• [TASK] From the lines below, extract each one that contains the string "tagline".

• [RECORD EXTRACTS]

◆ ◆ ◆

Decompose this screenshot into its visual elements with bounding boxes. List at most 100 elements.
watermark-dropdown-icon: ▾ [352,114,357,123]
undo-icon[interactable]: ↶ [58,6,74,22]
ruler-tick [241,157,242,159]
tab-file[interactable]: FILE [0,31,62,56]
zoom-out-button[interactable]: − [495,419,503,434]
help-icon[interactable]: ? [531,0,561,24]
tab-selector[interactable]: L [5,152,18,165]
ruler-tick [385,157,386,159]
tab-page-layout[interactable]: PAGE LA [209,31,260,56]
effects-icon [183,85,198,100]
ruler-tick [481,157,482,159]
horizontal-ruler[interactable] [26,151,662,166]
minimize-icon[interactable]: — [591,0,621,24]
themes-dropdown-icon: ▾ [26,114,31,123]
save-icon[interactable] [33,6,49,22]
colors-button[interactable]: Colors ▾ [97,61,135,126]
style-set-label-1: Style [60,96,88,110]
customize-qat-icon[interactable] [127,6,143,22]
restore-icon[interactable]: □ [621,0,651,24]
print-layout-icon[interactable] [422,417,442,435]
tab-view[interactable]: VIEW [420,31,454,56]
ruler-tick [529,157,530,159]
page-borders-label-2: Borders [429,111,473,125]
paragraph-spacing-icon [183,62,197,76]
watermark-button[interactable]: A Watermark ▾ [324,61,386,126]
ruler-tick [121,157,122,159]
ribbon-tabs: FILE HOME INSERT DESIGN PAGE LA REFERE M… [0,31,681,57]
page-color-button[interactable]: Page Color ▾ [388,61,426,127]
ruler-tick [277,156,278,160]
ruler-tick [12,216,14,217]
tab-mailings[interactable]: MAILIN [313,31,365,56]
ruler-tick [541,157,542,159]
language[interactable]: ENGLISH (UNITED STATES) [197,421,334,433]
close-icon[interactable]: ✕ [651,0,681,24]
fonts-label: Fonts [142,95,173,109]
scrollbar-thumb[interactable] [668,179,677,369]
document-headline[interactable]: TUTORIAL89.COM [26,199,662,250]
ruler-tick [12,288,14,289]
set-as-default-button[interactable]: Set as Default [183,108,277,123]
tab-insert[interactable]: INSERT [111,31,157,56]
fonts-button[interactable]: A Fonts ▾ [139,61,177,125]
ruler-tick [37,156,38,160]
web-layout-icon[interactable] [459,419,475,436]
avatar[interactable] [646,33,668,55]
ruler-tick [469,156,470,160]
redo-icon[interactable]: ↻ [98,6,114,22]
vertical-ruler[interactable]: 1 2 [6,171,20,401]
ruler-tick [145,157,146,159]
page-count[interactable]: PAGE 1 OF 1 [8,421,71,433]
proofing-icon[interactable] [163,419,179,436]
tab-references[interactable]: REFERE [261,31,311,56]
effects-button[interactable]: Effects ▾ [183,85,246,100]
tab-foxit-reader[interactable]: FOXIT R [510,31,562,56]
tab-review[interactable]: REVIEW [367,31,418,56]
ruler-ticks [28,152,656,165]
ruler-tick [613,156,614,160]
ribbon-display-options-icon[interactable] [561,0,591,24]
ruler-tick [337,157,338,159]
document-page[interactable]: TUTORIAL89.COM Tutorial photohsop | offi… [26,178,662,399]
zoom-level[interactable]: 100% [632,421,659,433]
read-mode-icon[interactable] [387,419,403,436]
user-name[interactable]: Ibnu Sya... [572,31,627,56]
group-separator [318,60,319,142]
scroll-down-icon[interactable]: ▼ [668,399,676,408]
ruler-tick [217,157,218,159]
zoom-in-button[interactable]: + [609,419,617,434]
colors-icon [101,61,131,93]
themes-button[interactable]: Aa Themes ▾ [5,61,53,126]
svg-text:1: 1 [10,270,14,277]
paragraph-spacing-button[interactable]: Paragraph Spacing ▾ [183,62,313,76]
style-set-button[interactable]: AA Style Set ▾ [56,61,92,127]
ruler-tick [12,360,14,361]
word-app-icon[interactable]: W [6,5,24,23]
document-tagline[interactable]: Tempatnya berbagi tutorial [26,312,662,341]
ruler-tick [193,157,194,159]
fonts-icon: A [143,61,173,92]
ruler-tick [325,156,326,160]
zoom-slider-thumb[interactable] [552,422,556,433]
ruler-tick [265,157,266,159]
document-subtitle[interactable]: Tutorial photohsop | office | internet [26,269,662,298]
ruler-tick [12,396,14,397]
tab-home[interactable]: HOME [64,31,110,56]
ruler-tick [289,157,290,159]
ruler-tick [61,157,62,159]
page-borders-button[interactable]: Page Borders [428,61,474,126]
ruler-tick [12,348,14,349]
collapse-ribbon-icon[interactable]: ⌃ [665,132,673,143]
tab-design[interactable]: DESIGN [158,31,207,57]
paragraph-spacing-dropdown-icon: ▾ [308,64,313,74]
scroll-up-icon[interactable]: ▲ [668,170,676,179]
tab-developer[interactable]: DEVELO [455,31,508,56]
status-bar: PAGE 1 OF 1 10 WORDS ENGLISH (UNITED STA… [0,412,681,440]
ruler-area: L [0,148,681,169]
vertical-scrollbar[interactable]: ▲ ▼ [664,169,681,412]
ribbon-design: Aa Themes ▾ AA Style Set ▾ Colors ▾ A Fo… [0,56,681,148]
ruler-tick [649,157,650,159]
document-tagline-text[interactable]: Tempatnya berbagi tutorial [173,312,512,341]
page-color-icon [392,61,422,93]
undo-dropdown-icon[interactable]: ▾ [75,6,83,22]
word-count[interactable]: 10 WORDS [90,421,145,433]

◆ ◆ ◆

• [RESPONSE]
document-tagline[interactable]: Tempatnya berbagi tutorial [26,312,662,341]
document-tagline-text[interactable]: Tempatnya berbagi tutorial [173,312,512,341]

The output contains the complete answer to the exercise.